Records about charts and figures
________________________

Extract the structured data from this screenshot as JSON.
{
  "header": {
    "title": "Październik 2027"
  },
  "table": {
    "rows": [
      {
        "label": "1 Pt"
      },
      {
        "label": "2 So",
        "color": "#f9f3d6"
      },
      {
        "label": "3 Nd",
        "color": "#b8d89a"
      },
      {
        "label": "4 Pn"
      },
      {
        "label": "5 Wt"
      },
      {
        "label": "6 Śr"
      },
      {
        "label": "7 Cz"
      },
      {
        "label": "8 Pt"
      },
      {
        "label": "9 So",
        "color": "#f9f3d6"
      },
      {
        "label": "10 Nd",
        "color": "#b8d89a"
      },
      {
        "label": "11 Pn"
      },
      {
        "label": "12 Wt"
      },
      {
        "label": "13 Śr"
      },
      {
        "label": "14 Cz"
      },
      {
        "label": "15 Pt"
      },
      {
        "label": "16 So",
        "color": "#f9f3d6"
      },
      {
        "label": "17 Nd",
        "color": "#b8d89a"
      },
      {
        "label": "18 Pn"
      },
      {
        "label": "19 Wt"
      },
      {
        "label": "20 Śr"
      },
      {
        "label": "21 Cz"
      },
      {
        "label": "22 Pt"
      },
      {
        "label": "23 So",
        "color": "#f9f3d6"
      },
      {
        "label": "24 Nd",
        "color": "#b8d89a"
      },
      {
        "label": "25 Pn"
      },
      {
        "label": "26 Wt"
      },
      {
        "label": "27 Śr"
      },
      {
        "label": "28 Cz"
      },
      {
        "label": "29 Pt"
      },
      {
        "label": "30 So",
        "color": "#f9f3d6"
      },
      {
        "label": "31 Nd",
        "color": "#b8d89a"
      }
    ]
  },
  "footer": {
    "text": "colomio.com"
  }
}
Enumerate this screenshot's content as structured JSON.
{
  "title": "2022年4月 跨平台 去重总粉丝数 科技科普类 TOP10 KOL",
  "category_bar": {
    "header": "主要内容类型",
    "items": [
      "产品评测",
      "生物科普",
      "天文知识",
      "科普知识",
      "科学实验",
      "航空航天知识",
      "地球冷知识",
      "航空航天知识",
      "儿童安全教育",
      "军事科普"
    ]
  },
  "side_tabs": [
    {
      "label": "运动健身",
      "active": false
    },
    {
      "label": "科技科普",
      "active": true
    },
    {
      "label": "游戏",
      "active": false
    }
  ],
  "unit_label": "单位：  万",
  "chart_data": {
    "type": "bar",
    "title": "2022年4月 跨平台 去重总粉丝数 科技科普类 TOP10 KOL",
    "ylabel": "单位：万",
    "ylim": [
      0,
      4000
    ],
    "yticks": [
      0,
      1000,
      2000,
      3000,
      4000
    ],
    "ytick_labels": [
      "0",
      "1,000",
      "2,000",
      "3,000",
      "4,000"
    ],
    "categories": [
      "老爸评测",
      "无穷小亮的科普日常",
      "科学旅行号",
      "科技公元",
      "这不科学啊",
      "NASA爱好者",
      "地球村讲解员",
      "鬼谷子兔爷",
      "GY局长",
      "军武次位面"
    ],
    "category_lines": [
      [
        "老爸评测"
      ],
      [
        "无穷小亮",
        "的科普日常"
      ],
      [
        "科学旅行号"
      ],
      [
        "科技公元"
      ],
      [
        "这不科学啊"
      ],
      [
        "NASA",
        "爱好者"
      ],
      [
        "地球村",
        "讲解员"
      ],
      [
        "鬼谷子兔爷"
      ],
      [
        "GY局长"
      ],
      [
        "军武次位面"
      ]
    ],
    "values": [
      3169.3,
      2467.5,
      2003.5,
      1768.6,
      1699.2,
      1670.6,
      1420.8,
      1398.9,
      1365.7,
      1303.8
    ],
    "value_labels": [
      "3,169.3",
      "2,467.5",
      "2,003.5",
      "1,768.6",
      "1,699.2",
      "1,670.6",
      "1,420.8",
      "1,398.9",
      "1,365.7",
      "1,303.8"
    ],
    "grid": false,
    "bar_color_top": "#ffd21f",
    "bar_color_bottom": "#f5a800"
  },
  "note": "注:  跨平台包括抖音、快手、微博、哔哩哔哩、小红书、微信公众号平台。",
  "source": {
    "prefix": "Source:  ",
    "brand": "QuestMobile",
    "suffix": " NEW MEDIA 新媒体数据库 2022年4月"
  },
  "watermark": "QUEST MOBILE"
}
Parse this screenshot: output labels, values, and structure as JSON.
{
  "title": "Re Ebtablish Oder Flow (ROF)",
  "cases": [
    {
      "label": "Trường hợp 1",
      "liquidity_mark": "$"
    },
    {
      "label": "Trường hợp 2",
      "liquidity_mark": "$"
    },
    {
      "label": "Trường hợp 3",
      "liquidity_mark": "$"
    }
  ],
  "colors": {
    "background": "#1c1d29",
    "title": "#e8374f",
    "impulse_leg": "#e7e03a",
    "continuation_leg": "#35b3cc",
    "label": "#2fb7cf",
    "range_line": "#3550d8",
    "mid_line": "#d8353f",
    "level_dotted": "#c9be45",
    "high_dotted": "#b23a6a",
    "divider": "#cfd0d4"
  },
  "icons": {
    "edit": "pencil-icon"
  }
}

________________________

> **Problem to work on**: Copy all lines from the entries that contain the word "JSON".

> **The reply**:
Extract the structured data from this screenshot as JSON.
Enumerate this screenshot's content as structured JSON.
Parse this screenshot: output labels, values, and structure as JSON.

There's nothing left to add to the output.